Task:
Without the pictures, return each record as it appears.

Records for the task:
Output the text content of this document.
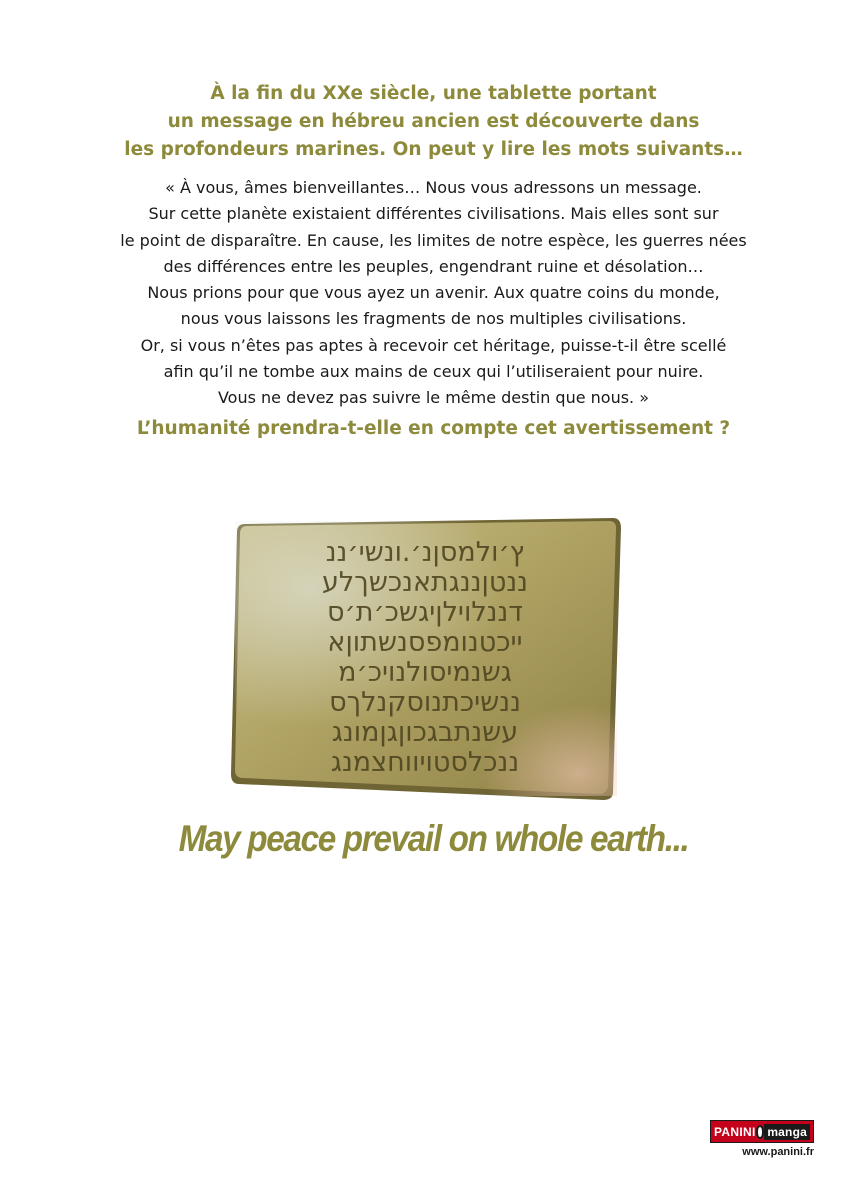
À la fin du XXe siècle, une tablette portant

un message en hébreu ancien est découverte dans

les profondeurs marines. On peut y lire les mots suivants…

« À vous, âmes bienveillantes… Nous vous adressons un message.

Sur cette planète existaient différentes civilisations. Mais elles sont sur

le point de disparaître. En cause, les limites de notre espèce, les guerres nées

des différences entre les peuples, engendrant ruine et désolation…

Nous prions pour que vous ayez un avenir. Aux quatre coins du monde,

nous vous laissons les fragments de nos multiples civilisations.

Or, si vous n’êtes pas aptes à recevoir cet héritage, puisse-t-il être scellé

afin qu’il ne tombe aux mains de ceux qui l’utiliseraient pour nuire.

Vous ne devez pas suivre le même destin que nous. »

L’humanité prendra-t-elle en compte cet avertissement ?
ץ׳ולמסןנ׳.ונשי׳ננ
ננטןננגתאנכשךלע
דננלוילןיגשכ׳ת׳ס
ייכטנומפסנשתוןא
גשנמיסולנויכ׳מ
ננשיכתנוסקנלךס
עשנתבגכוןגןמונג
ננכלסטויווחצמנג
May peace prevail on whole earth...
PANINI manga
www.panini.fr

The completed task:
Output the text content of this document.
À la fin du XXe siècle, une tablette portant

un message en hébreu ancien est découverte dans

les profondeurs marines. On peut y lire les mots suivants…

« À vous, âmes bienveillantes… Nous vous adressons un message.

Sur cette planète existaient différentes civilisations. Mais elles sont sur

le point de disparaître. En cause, les limites de notre espèce, les guerres nées

des différences entre les peuples, engendrant ruine et désolation…

Nous prions pour que vous ayez un avenir. Aux quatre coins du monde,

nous vous laissons les fragments de nos multiples civilisations.

Or, si vous n’êtes pas aptes à recevoir cet héritage, puisse-t-il être scellé

afin qu’il ne tombe aux mains de ceux qui l’utiliseraient pour nuire.

Vous ne devez pas suivre le même destin que nous. »

L’humanité prendra-t-elle en compte cet avertissement ?
ץ׳ולמסןנ׳.ונשי׳ננ
ננטןננגתאנכשךלע
דננלוילןיגשכ׳ת׳ס
ייכטנומפסנשתוןא
גשנמיסולנויכ׳מ
ננשיכתנוסקנלךס
עשנתבגכוןגןמונג
ננכלסטויווחצמנג
May peace prevail on whole earth...
PANINI manga
www.panini.fr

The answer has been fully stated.